### What this task involves
Emit the entire listing verbatim.
====
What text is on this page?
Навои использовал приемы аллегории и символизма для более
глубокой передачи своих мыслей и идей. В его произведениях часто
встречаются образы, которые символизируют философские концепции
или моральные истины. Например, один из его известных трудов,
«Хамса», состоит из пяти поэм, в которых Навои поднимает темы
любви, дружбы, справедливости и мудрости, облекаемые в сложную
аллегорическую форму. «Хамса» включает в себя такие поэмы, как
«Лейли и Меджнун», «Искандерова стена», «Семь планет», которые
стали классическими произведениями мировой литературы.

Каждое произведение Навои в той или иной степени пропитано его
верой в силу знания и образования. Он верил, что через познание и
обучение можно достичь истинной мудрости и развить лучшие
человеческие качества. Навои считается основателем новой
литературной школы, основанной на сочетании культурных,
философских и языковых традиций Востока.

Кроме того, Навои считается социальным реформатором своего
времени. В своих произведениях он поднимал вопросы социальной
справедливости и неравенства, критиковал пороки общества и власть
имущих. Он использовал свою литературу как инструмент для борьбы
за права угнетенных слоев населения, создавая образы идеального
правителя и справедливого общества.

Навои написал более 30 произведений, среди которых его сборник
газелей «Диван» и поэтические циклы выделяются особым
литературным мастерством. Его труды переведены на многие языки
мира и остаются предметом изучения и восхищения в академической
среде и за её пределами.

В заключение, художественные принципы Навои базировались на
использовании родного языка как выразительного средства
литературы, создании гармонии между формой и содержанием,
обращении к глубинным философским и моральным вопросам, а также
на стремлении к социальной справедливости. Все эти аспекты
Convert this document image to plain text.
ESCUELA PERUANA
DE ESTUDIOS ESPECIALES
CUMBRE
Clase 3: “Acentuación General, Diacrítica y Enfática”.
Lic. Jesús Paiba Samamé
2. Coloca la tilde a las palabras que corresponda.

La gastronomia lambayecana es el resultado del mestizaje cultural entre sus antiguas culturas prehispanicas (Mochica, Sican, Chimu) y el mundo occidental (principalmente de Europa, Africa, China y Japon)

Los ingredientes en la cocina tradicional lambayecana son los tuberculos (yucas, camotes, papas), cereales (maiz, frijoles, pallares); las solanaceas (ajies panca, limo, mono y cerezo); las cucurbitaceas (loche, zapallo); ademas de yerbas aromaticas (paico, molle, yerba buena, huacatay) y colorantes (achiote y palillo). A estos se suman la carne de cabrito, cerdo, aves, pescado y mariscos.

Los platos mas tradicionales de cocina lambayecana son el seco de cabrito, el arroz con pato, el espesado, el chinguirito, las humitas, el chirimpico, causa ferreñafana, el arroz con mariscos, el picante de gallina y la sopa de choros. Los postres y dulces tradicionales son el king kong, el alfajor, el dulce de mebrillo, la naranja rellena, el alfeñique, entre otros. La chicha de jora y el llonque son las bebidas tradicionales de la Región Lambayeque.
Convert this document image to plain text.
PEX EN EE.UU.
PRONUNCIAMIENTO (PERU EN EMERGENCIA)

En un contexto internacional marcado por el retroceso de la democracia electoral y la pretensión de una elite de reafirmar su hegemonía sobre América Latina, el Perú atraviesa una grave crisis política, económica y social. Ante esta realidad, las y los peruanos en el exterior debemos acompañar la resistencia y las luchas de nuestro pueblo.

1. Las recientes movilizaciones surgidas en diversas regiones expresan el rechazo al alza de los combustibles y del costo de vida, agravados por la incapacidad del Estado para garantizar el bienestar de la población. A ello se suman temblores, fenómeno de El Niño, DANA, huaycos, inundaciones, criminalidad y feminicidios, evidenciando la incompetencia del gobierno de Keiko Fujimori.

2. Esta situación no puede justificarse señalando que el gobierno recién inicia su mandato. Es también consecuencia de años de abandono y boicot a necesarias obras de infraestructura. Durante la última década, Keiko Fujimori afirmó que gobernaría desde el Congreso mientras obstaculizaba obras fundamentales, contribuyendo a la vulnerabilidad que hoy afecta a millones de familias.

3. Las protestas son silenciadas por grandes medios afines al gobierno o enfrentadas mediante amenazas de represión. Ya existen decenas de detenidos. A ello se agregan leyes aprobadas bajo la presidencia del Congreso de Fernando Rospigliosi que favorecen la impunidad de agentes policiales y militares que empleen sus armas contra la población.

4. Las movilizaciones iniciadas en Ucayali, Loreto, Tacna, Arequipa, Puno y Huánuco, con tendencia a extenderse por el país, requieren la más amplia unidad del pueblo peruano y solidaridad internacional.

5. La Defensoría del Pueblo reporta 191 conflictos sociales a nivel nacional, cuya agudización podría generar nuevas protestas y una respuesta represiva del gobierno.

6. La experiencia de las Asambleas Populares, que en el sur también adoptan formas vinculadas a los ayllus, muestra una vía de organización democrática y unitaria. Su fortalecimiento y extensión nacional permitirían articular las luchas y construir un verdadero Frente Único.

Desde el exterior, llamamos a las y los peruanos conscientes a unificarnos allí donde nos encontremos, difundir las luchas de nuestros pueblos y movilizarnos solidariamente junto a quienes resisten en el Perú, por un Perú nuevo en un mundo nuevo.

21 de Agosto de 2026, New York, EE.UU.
====
### Worked answer
What text is on this page?
Навои использовал приемы аллегории и символизма для более
глубокой передачи своих мыслей и идей. В его произведениях часто
встречаются образы, которые символизируют философские концепции
или моральные истины. Например, один из его известных трудов,
«Хамса», состоит из пяти поэм, в которых Навои поднимает темы
любви, дружбы, справедливости и мудрости, облекаемые в сложную
аллегорическую форму. «Хамса» включает в себя такие поэмы, как
«Лейли и Меджнун», «Искандерова стена», «Семь планет», которые
стали классическими произведениями мировой литературы.

Каждое произведение Навои в той или иной степени пропитано его
верой в силу знания и образования. Он верил, что через познание и
обучение можно достичь истинной мудрости и развить лучшие
человеческие качества. Навои считается основателем новой
литературной школы, основанной на сочетании культурных,
философских и языковых традиций Востока.

Кроме того, Навои считается социальным реформатором своего
времени. В своих произведениях он поднимал вопросы социальной
справедливости и неравенства, критиковал пороки общества и власть
имущих. Он использовал свою литературу как инструмент для борьбы
за права угнетенных слоев населения, создавая образы идеального
правителя и справедливого общества.

Навои написал более 30 произведений, среди которых его сборник
газелей «Диван» и поэтические циклы выделяются особым
литературным мастерством. Его труды переведены на многие языки
мира и остаются предметом изучения и восхищения в академической
среде и за её пределами.

В заключение, художественные принципы Навои базировались на
использовании родного языка как выразительного средства
литературы, создании гармонии между формой и содержанием,
обращении к глубинным философским и моральным вопросам, а также
на стремлении к социальной справедливости. Все эти аспекты
Convert this document image to plain text.
ESCUELA PERUANA
DE ESTUDIOS ESPECIALES
CUMBRE
Clase 3: “Acentuación General, Diacrítica y Enfática”.
Lic. Jesús Paiba Samamé
2. Coloca la tilde a las palabras que corresponda.

La gastronomia lambayecana es el resultado del mestizaje cultural entre sus antiguas culturas prehispanicas (Mochica, Sican, Chimu) y el mundo occidental (principalmente de Europa, Africa, China y Japon)

Los ingredientes en la cocina tradicional lambayecana son los tuberculos (yucas, camotes, papas), cereales (maiz, frijoles, pallares); las solanaceas (ajies panca, limo, mono y cerezo); las cucurbitaceas (loche, zapallo); ademas de yerbas aromaticas (paico, molle, yerba buena, huacatay) y colorantes (achiote y palillo). A estos se suman la carne de cabrito, cerdo, aves, pescado y mariscos.

Los platos mas tradicionales de cocina lambayecana son el seco de cabrito, el arroz con pato, el espesado, el chinguirito, las humitas, el chirimpico, causa ferreñafana, el arroz con mariscos, el picante de gallina y la sopa de choros. Los postres y dulces tradicionales son el king kong, el alfajor, el dulce de mebrillo, la naranja rellena, el alfeñique, entre otros. La chicha de jora y el llonque son las bebidas tradicionales de la Región Lambayeque.
Convert this document image to plain text.
PEX EN EE.UU.
PRONUNCIAMIENTO (PERU EN EMERGENCIA)

En un contexto internacional marcado por el retroceso de la democracia electoral y la pretensión de una elite de reafirmar su hegemonía sobre América Latina, el Perú atraviesa una grave crisis política, económica y social. Ante esta realidad, las y los peruanos en el exterior debemos acompañar la resistencia y las luchas de nuestro pueblo.

1. Las recientes movilizaciones surgidas en diversas regiones expresan el rechazo al alza de los combustibles y del costo de vida, agravados por la incapacidad del Estado para garantizar el bienestar de la población. A ello se suman temblores, fenómeno de El Niño, DANA, huaycos, inundaciones, criminalidad y feminicidios, evidenciando la incompetencia del gobierno de Keiko Fujimori.

2. Esta situación no puede justificarse señalando que el gobierno recién inicia su mandato. Es también consecuencia de años de abandono y boicot a necesarias obras de infraestructura. Durante la última década, Keiko Fujimori afirmó que gobernaría desde el Congreso mientras obstaculizaba obras fundamentales, contribuyendo a la vulnerabilidad que hoy afecta a millones de familias.

3. Las protestas son silenciadas por grandes medios afines al gobierno o enfrentadas mediante amenazas de represión. Ya existen decenas de detenidos. A ello se agregan leyes aprobadas bajo la presidencia del Congreso de Fernando Rospigliosi que favorecen la impunidad de agentes policiales y militares que empleen sus armas contra la población.

4. Las movilizaciones iniciadas en Ucayali, Loreto, Tacna, Arequipa, Puno y Huánuco, con tendencia a extenderse por el país, requieren la más amplia unidad del pueblo peruano y solidaridad internacional.

5. La Defensoría del Pueblo reporta 191 conflictos sociales a nivel nacional, cuya agudización podría generar nuevas protestas y una respuesta represiva del gobierno.

6. La experiencia de las Asambleas Populares, que en el sur también adoptan formas vinculadas a los ayllus, muestra una vía de organización democrática y unitaria. Su fortalecimiento y extensión nacional permitirían articular las luchas y construir un verdadero Frente Único.

Desde el exterior, llamamos a las y los peruanos conscientes a unificarnos allí donde nos encontremos, difundir las luchas de nuestros pueblos y movilizarnos solidariamente junto a quienes resisten en el Perú, por un Perú nuevo en un mundo nuevo.

21 de Agosto de 2026, New York, EE.UU.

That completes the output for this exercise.